_Work to do_
Write out the listing below without alteration, omitting its pictures.

[Data extracted from a collection]
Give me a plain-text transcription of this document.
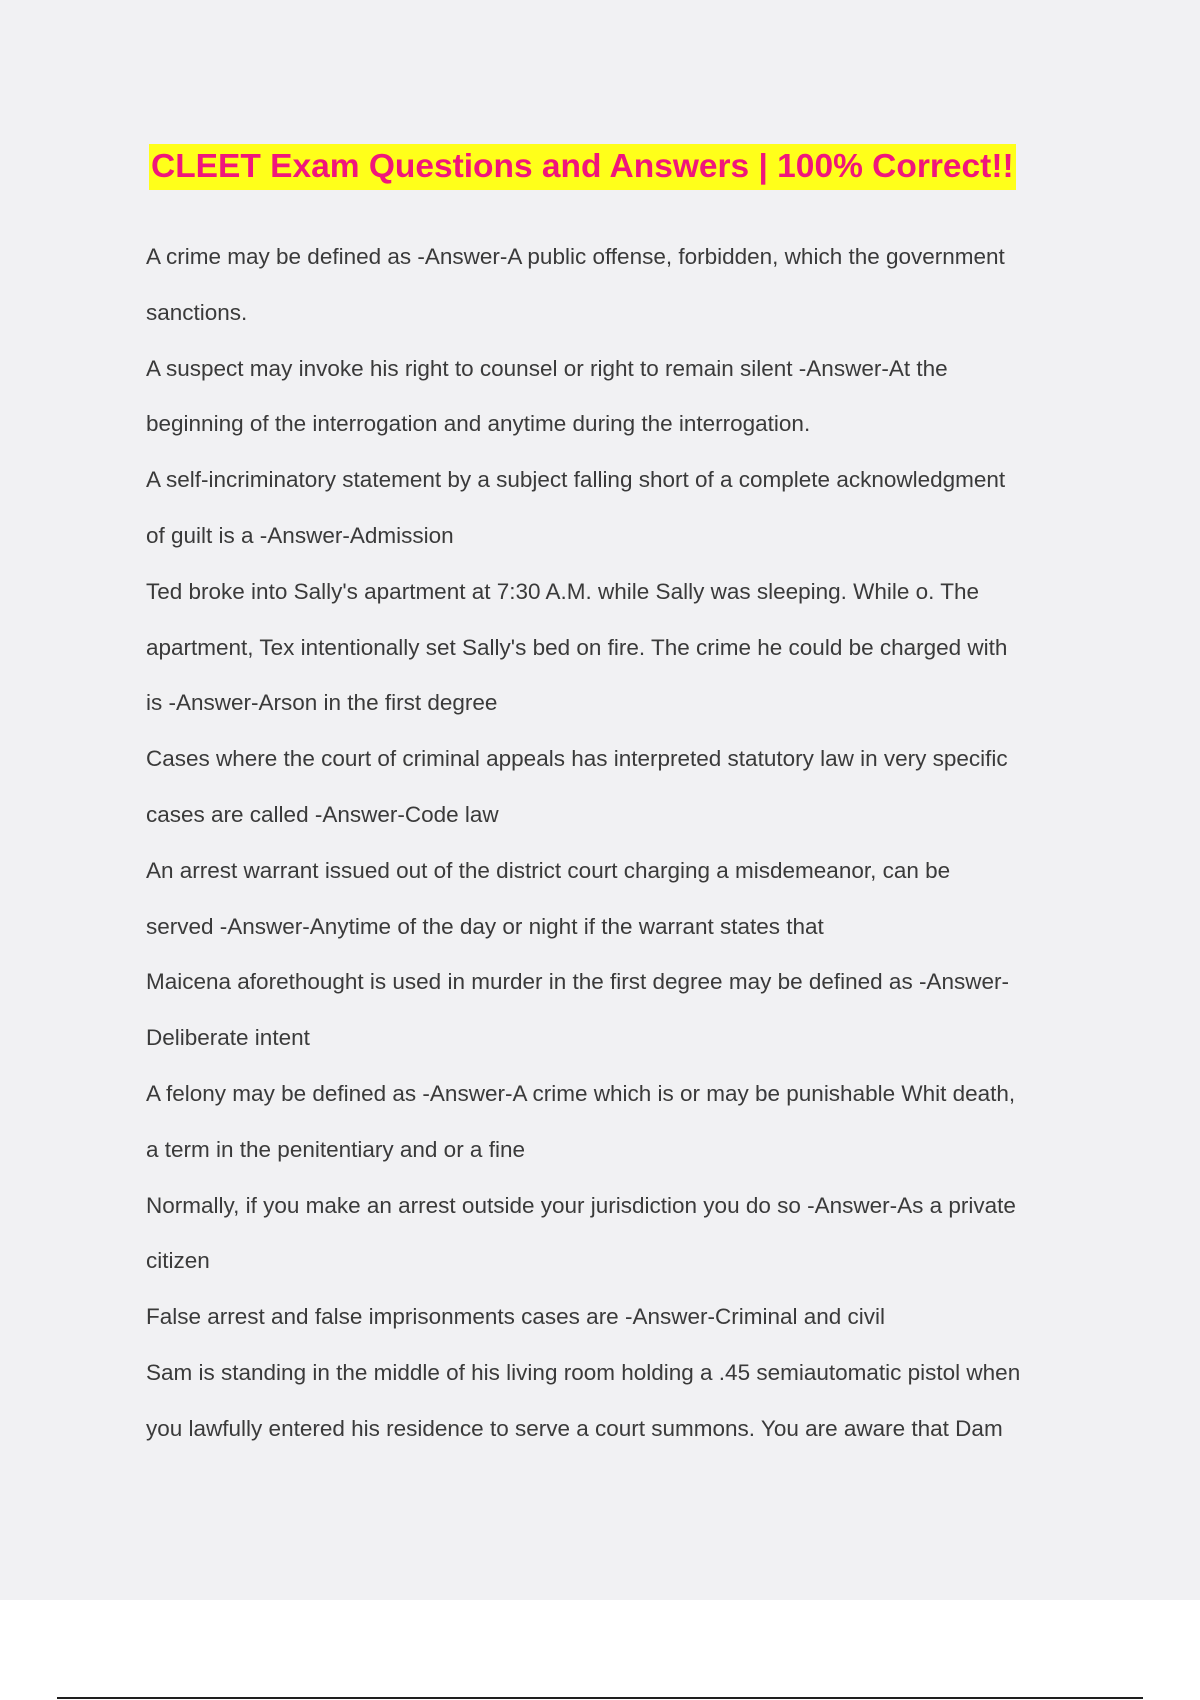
CLEET Exam Questions and Answers | 100% Correct!!
A crime may be defined as -Answer-A public offense, forbidden, which the government
sanctions.
A suspect may invoke his right to counsel or right to remain silent -Answer-At the
beginning of the interrogation and anytime during the interrogation.
A self-incriminatory statement by a subject falling short of a complete acknowledgment
of guilt is a -Answer-Admission
Ted broke into Sally's apartment at 7:30 A.M. while Sally was sleeping. While o. The
apartment, Tex intentionally set Sally's bed on fire. The crime he could be charged with
is -Answer-Arson in the first degree
Cases where the court of criminal appeals has interpreted statutory law in very specific
cases are called -Answer-Code law
An arrest warrant issued out of the district court charging a misdemeanor, can be
served -Answer-Anytime of the day or night if the warrant states that
Maicena aforethought is used in murder in the first degree may be defined as -Answer-
Deliberate intent
A felony may be defined as -Answer-A crime which is or may be punishable Whit death,
a term in the penitentiary and or a fine
Normally, if you make an arrest outside your jurisdiction you do so -Answer-As a private
citizen
False arrest and false imprisonments cases are -Answer-Criminal and civil
Sam is standing in the middle of his living room holding a .45 semiautomatic pistol when
you lawfully entered his residence to serve a court summons. You are aware that Dam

_Solution_
Give me a plain-text transcription of this document.
CLEET Exam Questions and Answers | 100% Correct!!
A crime may be defined as -Answer-A public offense, forbidden, which the government
sanctions.
A suspect may invoke his right to counsel or right to remain silent -Answer-At the
beginning of the interrogation and anytime during the interrogation.
A self-incriminatory statement by a subject falling short of a complete acknowledgment
of guilt is a -Answer-Admission
Ted broke into Sally's apartment at 7:30 A.M. while Sally was sleeping. While o. The
apartment, Tex intentionally set Sally's bed on fire. The crime he could be charged with
is -Answer-Arson in the first degree
Cases where the court of criminal appeals has interpreted statutory law in very specific
cases are called -Answer-Code law
An arrest warrant issued out of the district court charging a misdemeanor, can be
served -Answer-Anytime of the day or night if the warrant states that
Maicena aforethought is used in murder in the first degree may be defined as -Answer-
Deliberate intent
A felony may be defined as -Answer-A crime which is or may be punishable Whit death,
a term in the penitentiary and or a fine
Normally, if you make an arrest outside your jurisdiction you do so -Answer-As a private
citizen
False arrest and false imprisonments cases are -Answer-Criminal and civil
Sam is standing in the middle of his living room holding a .45 semiautomatic pistol when
you lawfully entered his residence to serve a court summons. You are aware that Dam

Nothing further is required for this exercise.